» INSTRUCTIONS TO FOLLOW: In the entries below, how many lines hold the string "行情品种管理"? Give only the number.

Data entries for graphics

• • • •

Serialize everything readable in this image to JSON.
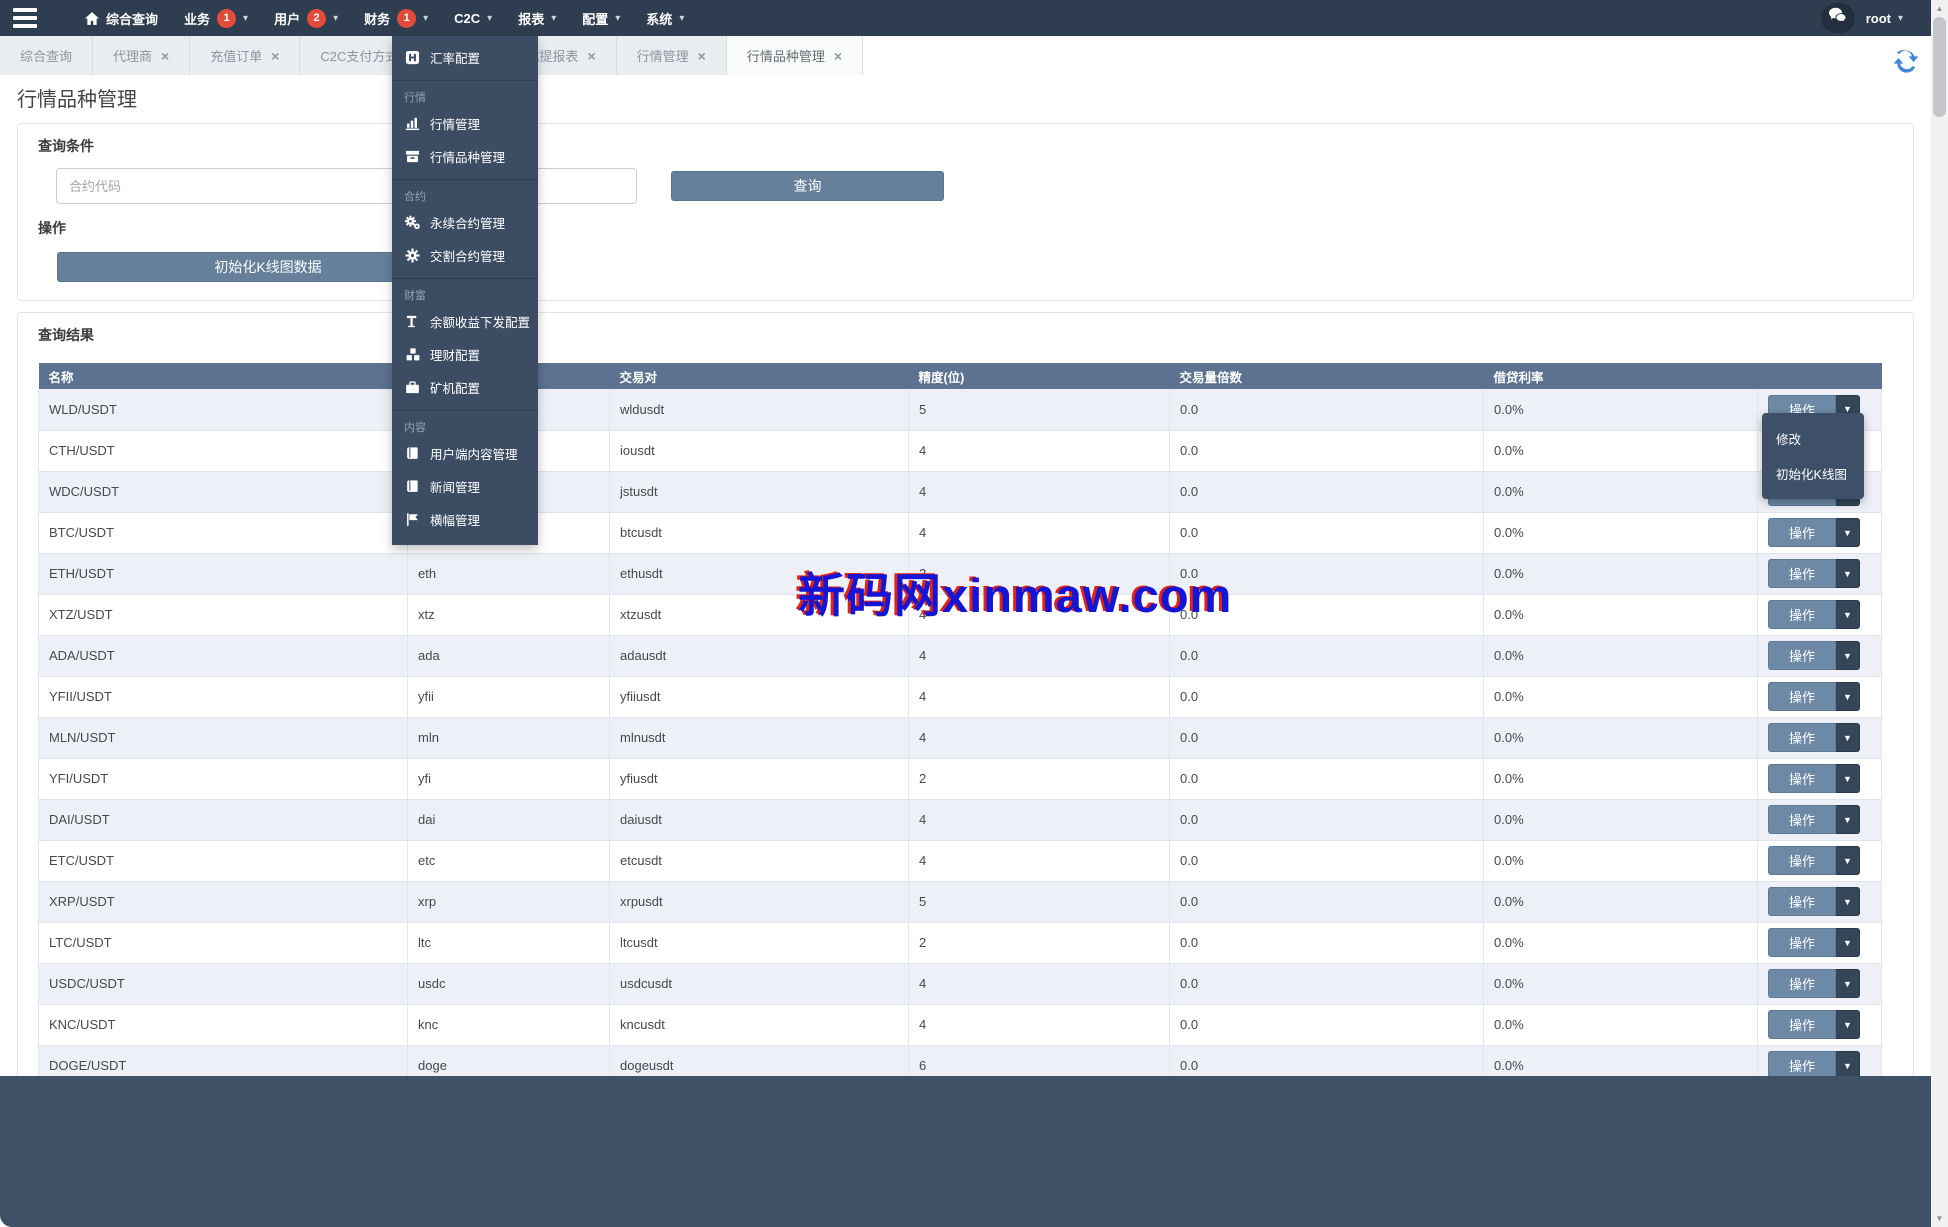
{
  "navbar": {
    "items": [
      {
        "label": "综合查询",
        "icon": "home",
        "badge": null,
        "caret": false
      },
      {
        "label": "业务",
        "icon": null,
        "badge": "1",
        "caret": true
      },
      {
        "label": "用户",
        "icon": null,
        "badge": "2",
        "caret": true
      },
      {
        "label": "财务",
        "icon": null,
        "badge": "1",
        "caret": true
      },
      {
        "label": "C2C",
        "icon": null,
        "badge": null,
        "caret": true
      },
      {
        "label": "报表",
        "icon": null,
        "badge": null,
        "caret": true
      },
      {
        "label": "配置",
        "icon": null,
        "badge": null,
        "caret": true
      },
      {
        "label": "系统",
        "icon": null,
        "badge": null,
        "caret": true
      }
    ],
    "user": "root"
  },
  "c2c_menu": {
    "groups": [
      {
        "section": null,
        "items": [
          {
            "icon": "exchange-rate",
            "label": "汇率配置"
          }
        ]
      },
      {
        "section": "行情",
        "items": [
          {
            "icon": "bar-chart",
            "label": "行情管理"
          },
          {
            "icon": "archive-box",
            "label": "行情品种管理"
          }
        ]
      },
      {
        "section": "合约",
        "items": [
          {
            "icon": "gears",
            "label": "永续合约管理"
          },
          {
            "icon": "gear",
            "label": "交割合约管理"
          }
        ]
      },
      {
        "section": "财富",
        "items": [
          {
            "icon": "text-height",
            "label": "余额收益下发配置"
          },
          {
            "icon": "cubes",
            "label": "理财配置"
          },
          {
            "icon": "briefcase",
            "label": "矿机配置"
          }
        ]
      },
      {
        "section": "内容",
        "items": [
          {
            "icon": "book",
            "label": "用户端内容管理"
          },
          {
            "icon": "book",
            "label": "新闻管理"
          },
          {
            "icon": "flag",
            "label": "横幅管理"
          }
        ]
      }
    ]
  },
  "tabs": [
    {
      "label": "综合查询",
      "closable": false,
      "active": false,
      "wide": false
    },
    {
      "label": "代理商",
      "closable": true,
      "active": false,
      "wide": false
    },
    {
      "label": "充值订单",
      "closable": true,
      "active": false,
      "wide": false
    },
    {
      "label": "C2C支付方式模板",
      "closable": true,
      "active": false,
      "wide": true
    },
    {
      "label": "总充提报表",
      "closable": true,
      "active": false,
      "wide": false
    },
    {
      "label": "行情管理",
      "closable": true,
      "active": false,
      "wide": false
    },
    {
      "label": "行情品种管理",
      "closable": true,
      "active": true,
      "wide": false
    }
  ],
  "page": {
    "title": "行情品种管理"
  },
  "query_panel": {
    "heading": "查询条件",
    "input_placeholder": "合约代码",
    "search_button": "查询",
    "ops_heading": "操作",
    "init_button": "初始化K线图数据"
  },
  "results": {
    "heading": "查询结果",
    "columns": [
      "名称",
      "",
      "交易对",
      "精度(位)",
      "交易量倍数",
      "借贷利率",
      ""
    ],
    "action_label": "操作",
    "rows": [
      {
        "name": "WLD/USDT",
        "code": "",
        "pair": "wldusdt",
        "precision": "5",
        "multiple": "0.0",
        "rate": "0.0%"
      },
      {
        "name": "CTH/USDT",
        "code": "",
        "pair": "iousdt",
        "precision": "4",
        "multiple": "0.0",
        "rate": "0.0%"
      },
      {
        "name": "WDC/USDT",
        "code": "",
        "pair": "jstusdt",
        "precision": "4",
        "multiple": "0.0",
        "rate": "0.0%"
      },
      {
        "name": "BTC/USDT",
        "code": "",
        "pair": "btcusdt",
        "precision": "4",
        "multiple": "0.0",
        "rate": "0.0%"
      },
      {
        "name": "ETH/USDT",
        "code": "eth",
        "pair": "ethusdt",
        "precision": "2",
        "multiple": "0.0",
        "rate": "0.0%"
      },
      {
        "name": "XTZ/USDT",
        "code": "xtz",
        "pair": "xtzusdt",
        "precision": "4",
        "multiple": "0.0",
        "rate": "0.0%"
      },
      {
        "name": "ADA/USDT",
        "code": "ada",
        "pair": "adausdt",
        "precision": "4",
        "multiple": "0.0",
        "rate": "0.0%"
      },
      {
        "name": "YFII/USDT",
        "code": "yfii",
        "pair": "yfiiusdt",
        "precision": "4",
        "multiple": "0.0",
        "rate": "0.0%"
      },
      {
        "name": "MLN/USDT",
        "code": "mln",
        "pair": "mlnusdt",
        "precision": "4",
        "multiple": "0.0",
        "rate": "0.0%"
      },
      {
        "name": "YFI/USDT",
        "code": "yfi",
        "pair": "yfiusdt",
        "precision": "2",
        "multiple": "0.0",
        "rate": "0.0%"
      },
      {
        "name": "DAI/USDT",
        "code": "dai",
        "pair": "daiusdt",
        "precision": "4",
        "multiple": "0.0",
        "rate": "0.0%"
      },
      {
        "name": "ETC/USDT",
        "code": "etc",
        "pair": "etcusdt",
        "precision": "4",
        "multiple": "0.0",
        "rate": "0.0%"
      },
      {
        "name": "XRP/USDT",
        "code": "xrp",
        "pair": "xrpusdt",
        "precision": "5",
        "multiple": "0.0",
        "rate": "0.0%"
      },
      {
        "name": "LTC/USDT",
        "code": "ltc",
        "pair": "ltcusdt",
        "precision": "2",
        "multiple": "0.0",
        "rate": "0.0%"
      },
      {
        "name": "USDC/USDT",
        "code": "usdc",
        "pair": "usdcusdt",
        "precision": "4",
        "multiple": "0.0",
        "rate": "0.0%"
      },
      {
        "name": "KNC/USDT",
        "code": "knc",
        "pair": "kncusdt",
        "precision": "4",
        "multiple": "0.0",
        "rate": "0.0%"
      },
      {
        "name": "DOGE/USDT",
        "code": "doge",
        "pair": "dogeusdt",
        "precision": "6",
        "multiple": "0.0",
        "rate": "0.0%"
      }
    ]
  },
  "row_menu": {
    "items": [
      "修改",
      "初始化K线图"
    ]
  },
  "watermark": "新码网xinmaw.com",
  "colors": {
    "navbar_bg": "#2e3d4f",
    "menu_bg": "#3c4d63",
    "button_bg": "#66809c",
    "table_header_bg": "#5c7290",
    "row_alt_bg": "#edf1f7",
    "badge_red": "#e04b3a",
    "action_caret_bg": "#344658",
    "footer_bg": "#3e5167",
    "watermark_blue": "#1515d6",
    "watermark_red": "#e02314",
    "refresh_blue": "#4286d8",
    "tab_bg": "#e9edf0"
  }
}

• • • •

» SOLUTION TO THE PROBLEM: 3